• **Written request**
Transcribe everything in the data word for word. Pictures are left out.

--- Data in this exercise ---

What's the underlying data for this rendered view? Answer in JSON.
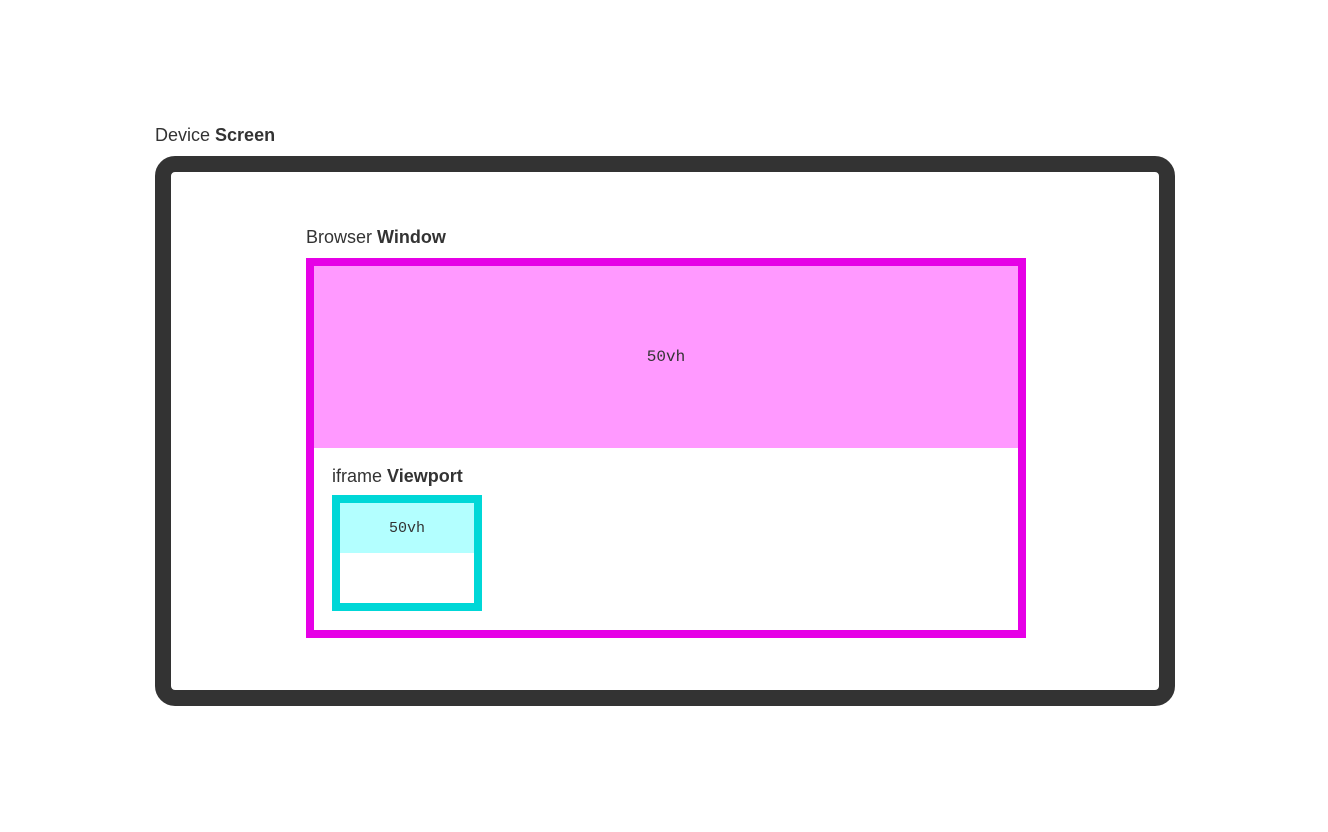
{
  "screen": {
    "label_prefix": "Device ",
    "label_bold": "Screen",
    "colors": {
      "border": "#333333"
    }
  },
  "window": {
    "label_prefix": "Browser ",
    "label_bold": "Window",
    "upper_text": "50vh",
    "colors": {
      "border": "#e600e6",
      "fill": "#ff99ff"
    }
  },
  "viewport": {
    "label_prefix": "iframe ",
    "label_bold": "Viewport",
    "upper_text": "50vh",
    "colors": {
      "border": "#00d7d7",
      "fill": "#b3ffff"
    }
  }
}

---

• **Task answer**
What's the underlying data for this rendered view? Answer in JSON.
{
  "screen": {
    "label_prefix": "Device ",
    "label_bold": "Screen",
    "colors": {
      "border": "#333333"
    }
  },
  "window": {
    "label_prefix": "Browser ",
    "label_bold": "Window",
    "upper_text": "50vh",
    "colors": {
      "border": "#e600e6",
      "fill": "#ff99ff"
    }
  },
  "viewport": {
    "label_prefix": "iframe ",
    "label_bold": "Viewport",
    "upper_text": "50vh",
    "colors": {
      "border": "#00d7d7",
      "fill": "#b3ffff"
    }
  }
}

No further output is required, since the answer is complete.